Un texte publié sur ce blog le 31 octobre 2005 :
Il n’y a probablement pas de lieux plus révélateurs de la vie réelle que les cimetières. Paradoxes de notre société, ils portent, davantage que tout autre espace public, les stigmates d’une évolution profonde des mentalités, dont personne ne veut mesurer les conséquences. L’âme d’un peuple, d’une ville ou du plus reculé des villages, se reflète ainsi dans l’endroit qu’ils consacrent à leurs morts.
Une promenade solitaire dans les allées, avec un regard curieux, permet d’en apprendre beaucoup plus sur les changements ayant affecté le monde que toutes les études socio-historiques les plus sophistiquées.A l’ombre du clocher, blotti contre une église, à flanc de coteau, à l’écart du hameau ou au cœur du bourg et ce n’est plus le même cimetière.
Avec des herbes folles ou des allées goudronnées, il ne respire plus les mêmes vérités. Son ordonnancement rigoureux, ou la diversité poétique des implantations, traduisent la philosophie des vivants. Le nombre de grilles repeintes, de pierres tombales couvertes de mousse, de croix descellées, de pots de fleurs oubliés, de plaques brisées, varient nettement d’une région à l’autre.
Les cyprès, les chênes verts, les bouleaux ou les pins parasols ne portent pas la même vision du compagnonnage d’éternité. Globalement monumental, cossu, démonstratif, le cimetière transpire l’aisance économique, passée ou présente, de grandes familles locales ayant la volonté de continuer à paraître dans l’au-delà. Champêtre, dépouillé, caché, il illustre la sincérité des rapports entre les vivants et les morts et plus encore le souci collectif de ne pas verser dans le déraisonnable.

────────────────────────────────────────

CONSIGNE A: Reproduisez intégralement le texte sur les cimetières.

────────────────────────────────────────

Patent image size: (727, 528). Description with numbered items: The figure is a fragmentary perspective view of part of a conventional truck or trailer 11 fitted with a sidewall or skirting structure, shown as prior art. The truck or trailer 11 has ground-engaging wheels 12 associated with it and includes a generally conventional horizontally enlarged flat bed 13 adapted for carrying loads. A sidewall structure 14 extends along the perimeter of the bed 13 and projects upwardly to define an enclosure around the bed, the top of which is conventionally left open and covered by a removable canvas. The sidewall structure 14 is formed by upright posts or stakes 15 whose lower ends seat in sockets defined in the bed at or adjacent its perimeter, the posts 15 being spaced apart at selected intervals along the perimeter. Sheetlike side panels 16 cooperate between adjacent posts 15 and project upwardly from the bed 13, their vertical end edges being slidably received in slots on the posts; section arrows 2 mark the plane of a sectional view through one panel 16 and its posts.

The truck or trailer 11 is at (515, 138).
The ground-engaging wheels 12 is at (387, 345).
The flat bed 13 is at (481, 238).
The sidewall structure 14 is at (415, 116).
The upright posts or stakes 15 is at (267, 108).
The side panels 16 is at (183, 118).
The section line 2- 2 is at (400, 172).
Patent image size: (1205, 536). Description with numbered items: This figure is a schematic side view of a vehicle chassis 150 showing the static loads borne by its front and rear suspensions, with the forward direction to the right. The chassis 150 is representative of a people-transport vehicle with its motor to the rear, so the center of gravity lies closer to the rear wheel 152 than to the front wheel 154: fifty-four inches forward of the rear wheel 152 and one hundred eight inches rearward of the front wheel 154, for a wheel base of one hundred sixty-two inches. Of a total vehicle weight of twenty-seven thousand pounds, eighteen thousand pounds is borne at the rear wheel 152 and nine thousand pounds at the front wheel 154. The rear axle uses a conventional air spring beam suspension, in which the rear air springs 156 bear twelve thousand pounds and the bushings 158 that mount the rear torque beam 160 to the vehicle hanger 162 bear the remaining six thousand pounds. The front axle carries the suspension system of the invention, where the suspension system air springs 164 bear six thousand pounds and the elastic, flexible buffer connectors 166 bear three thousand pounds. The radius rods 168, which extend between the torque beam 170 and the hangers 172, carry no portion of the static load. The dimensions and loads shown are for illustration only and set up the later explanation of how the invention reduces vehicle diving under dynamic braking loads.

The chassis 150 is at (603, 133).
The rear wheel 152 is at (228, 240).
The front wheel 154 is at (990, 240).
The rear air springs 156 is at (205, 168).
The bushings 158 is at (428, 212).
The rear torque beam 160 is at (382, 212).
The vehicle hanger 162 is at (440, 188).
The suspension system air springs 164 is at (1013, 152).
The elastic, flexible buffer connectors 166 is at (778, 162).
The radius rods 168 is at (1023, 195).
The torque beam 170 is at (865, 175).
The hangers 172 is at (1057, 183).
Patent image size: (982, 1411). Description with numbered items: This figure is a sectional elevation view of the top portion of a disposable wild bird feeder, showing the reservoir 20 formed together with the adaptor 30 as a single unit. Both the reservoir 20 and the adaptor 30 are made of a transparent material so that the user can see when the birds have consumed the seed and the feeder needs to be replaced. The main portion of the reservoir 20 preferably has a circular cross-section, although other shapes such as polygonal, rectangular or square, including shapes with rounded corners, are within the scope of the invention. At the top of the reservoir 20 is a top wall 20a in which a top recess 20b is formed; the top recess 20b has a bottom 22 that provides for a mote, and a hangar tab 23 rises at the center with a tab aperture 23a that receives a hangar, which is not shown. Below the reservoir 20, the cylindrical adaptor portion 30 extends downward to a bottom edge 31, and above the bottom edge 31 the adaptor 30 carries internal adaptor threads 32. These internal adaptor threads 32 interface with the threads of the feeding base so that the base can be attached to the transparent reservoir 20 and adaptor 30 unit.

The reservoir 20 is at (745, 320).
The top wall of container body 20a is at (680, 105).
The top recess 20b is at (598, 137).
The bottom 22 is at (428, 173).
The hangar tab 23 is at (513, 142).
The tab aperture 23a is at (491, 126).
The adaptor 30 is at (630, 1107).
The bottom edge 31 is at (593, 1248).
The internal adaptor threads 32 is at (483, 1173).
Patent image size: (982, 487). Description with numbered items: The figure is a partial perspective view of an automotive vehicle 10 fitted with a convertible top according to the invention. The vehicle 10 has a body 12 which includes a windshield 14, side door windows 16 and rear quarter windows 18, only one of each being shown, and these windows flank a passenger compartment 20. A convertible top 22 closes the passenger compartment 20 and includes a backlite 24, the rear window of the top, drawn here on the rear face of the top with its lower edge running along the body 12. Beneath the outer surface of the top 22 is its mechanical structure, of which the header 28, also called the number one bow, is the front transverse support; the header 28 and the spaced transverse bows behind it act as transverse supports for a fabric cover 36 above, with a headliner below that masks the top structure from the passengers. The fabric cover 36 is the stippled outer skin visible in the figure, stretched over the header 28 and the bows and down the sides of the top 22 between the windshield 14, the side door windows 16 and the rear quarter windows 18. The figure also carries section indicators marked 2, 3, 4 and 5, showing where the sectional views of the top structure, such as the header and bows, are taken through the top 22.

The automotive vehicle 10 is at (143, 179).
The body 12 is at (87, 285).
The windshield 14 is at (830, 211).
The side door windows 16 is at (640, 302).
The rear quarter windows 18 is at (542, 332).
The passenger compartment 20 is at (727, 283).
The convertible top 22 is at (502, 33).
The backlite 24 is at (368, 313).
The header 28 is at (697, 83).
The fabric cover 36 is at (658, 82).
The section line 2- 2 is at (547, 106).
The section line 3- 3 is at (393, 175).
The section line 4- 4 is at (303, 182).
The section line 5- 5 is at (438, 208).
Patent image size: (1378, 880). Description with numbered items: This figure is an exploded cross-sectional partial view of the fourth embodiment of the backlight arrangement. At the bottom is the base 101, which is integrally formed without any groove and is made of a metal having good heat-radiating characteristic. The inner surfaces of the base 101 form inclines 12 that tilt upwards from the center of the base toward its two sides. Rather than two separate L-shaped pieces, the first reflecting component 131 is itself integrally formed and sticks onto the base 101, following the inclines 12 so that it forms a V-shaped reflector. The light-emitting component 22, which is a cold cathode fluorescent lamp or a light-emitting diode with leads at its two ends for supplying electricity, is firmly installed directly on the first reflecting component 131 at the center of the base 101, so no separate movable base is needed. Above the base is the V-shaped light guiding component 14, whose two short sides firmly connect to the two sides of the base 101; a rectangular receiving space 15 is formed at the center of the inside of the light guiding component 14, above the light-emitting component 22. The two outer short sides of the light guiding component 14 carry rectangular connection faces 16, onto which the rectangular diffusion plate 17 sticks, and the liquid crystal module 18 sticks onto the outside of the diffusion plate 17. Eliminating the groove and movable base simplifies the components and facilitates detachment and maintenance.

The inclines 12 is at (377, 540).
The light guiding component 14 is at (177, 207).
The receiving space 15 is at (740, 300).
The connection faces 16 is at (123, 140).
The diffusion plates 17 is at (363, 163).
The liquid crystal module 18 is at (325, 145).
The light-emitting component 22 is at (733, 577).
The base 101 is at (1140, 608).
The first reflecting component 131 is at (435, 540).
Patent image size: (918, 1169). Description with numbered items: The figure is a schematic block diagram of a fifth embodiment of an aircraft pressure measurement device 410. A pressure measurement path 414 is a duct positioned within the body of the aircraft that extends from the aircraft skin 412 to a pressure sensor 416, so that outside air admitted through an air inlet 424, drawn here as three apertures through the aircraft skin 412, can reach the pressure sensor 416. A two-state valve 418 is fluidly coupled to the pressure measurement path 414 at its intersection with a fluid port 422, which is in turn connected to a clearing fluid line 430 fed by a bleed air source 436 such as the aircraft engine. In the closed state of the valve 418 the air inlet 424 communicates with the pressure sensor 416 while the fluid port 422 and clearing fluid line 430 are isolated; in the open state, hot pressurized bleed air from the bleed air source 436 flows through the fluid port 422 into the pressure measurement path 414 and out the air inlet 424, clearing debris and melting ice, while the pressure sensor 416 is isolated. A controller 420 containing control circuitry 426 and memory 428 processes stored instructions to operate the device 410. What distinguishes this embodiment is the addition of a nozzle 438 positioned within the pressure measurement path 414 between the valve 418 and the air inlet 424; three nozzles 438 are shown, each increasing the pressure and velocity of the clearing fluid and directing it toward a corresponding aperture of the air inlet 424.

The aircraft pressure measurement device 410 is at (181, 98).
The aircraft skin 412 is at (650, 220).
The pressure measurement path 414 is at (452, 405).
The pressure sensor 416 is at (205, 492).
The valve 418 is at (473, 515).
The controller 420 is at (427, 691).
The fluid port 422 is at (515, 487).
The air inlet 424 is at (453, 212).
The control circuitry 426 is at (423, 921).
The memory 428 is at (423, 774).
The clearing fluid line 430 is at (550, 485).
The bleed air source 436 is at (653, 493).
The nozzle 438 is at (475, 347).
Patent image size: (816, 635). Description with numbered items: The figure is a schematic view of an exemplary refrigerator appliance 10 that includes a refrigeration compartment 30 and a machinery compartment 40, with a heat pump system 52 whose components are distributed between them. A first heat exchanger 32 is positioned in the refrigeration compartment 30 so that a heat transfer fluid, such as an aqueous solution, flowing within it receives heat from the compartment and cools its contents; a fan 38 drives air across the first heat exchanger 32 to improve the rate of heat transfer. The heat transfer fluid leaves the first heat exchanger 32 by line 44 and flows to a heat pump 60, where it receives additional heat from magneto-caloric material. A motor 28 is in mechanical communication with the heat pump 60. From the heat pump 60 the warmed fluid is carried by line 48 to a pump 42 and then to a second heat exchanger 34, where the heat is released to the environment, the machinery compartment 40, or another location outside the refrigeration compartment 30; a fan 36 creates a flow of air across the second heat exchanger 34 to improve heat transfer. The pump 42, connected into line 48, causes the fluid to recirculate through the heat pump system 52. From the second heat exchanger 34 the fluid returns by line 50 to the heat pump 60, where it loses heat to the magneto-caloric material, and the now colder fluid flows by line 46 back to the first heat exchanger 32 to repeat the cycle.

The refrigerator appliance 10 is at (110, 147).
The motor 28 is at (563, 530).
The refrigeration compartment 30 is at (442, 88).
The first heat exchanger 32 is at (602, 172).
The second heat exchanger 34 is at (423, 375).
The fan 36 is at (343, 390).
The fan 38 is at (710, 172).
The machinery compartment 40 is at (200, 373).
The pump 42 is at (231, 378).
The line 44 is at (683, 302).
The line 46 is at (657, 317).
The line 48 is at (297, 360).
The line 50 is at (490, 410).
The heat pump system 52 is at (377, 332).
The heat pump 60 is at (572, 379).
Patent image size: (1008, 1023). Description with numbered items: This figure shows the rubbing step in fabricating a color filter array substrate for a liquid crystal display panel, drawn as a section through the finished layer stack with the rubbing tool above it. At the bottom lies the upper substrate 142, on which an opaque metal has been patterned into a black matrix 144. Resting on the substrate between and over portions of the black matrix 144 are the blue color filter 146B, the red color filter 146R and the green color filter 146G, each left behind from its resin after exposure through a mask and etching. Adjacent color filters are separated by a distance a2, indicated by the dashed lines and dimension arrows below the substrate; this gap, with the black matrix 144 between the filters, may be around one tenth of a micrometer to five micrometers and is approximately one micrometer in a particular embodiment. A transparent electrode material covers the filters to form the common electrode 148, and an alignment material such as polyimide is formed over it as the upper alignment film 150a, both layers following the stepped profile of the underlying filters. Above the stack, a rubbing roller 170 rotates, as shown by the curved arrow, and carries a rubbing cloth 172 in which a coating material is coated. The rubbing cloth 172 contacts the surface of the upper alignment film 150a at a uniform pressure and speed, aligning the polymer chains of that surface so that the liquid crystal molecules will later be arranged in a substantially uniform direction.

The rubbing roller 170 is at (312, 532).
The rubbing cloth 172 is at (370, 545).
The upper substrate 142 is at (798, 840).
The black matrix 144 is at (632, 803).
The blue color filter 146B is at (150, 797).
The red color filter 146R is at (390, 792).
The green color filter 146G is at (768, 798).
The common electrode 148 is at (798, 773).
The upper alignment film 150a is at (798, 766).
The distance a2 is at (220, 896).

────────────────────────────────────────

CONSIGNE B: Convertissez en CSV à deux colonnes, intitulées enonce et reponse, uniquement les enregistrements allant du début de ceux-ci jusqu'à la ligne contenant « The ground-engaging wheels », celle-ci comprise. Prévoyez une ligne par enregistrement, avec chaque champ entre guillemets et les retours à la ligne remplacés par des espaces.

RÉPONSE RÉDIGÉE A:
Un texte publié sur ce blog le 31 octobre 2005 :
Il n’y a probablement pas de lieux plus révélateurs de la vie réelle que les cimetières. Paradoxes de notre société, ils portent, davantage que tout autre espace public, les stigmates d’une évolution profonde des mentalités, dont personne ne veut mesurer les conséquences. L’âme d’un peuple, d’une ville ou du plus reculé des villages, se reflète ainsi dans l’endroit qu’ils consacrent à leurs morts.
Une promenade solitaire dans les allées, avec un regard curieux, permet d’en apprendre beaucoup plus sur les changements ayant affecté le monde que toutes les études socio-historiques les plus sophistiquées.A l’ombre du clocher, blotti contre une église, à flanc de coteau, à l’écart du hameau ou au cœur du bourg et ce n’est plus le même cimetière.
Avec des herbes folles ou des allées goudronnées, il ne respire plus les mêmes vérités. Son ordonnancement rigoureux, ou la diversité poétique des implantations, traduisent la philosophie des vivants. Le nombre de grilles repeintes, de pierres tombales couvertes de mousse, de croix descellées, de pots de fleurs oubliés, de plaques brisées, varient nettement d’une région à l’autre.
Les cyprès, les chênes verts, les bouleaux ou les pins parasols ne portent pas la même vision du compagnonnage d’éternité. Globalement monumental, cossu, démonstratif, le cimetière transpire l’aisance économique, passée ou présente, de grandes familles locales ayant la volonté de continuer à paraître dans l’au-delà. Champêtre, dépouillé, caché, il illustre la sincérité des rapports entre les vivants et les morts et plus encore le souci collectif de ne pas verser dans le déraisonnable.

RÉPONSE RÉDIGÉE B:
enonce,reponse
"Patent image size: (727, 528). Description with numbered items: The figure is a fragmentary perspective view of part of a conventional truck or trailer 11 fitted with a sidewall or skirting structure, shown as prior art. The truck or trailer 11 has ground-engaging wheels 12 associated with it and includes a generally conventional horizontally enlarged flat bed 13 adapted for carrying loads. A sidewall structure 14 extends along the perimeter of the bed 13 and projects upwardly to define an enclosure around the bed, the top of which is conventionally left open and covered by a removable canvas. The sidewall structure 14 is formed by upright posts or stakes 15 whose lower ends seat in sockets defined in the bed at or adjacent its perimeter, the posts 15 being spaced apart at selected intervals along the perimeter. Sheetlike side panels 16 cooperate between adjacent posts 15 and project upwardly from the bed 13, their vertical end edges being slidably received in slots on the posts; section arrows 2 mark the plane of a sectional view through one panel 16 and its posts.","The truck or trailer 11 is at (515, 138). The ground-engaging wheels 12 is at (387, 345)."